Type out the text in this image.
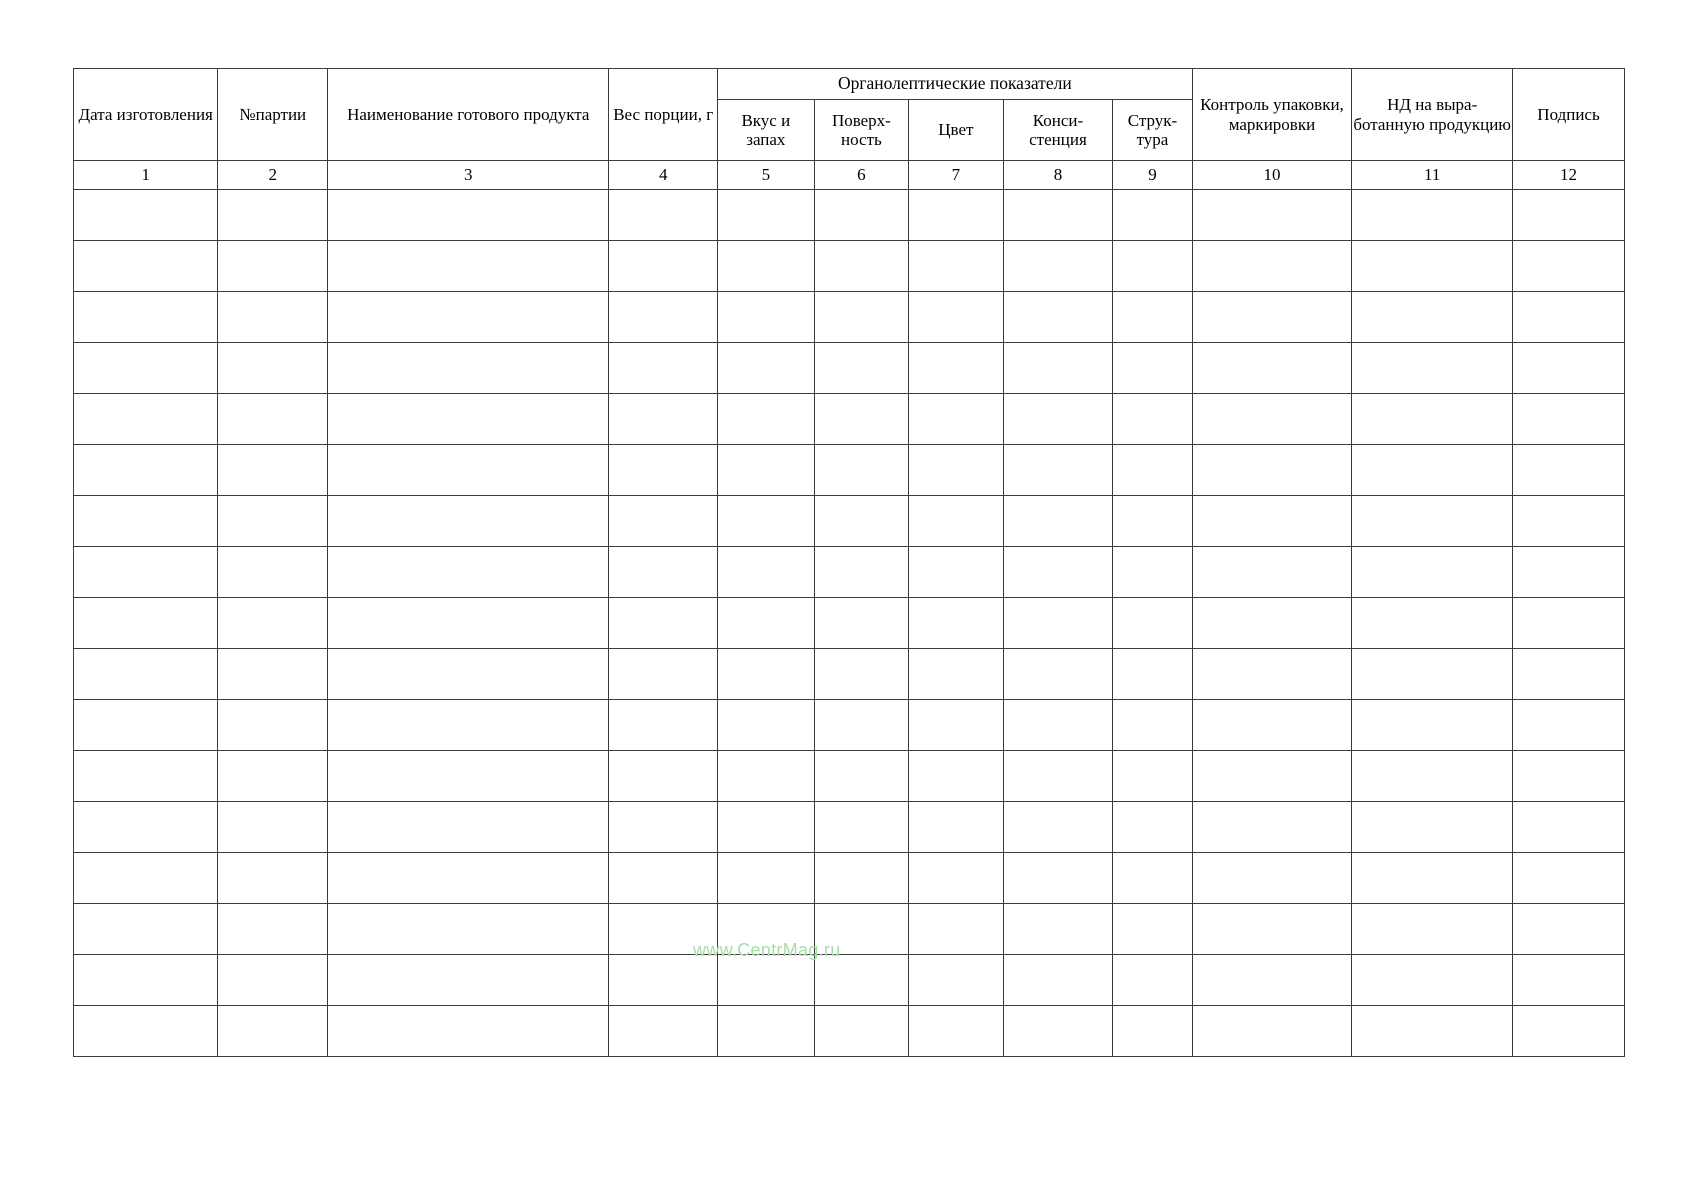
Дата изготовления	№партии	Наименование готового продукта	Вес порции, г	Органолептические показатели					Контроль упаковки, маркировки	НД на выра-ботанную продукцию	Подпись
				Вкус и запах	Поверх-ность	Цвет	Конси-стенция	Струк-тура			
1	2	3	4	5	6	7	8	9	10	11	12

www.CentrMag.ru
■ ■ ■ ■
# Requirement
Leave out the pictures and repeat everything else in the records exactly.

# Reply to the task
Type out the text in this image.
Дата изготовления	№партии	Наименование готового продукта	Вес порции, г	Органолептические показатели					Контроль упаковки, маркировки	НД на выра-ботанную продукцию	Подпись
				Вкус и запах	Поверх-ность	Цвет	Конси-стенция	Струк-тура			
1	2	3	4	5	6	7	8	9	10	11	12

www.CentrMag.ru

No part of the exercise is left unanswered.